Look through the material below and give the number of lines holding "Compound", with no other words.

········

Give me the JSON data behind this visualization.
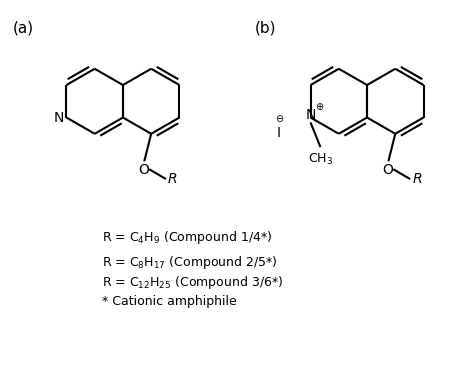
{
  "bg_color": "#ffffff",
  "label_a": "(a)",
  "label_b": "(b)",
  "line_color": "#000000",
  "line_width": 1.5,
  "font_size_label": 11,
  "font_size_text": 9,
  "text_lines": [
    "R = C$_4$H$_9$ (Compound 1/4*)",
    "R = C$_8$H$_{17}$ (Compound 2/5*)",
    "R = C$_{12}$H$_{25}$ (Compound 3/6*)",
    "* Cationic amphiphile"
  ]
}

········

_THE COMPLETED TASK_:
3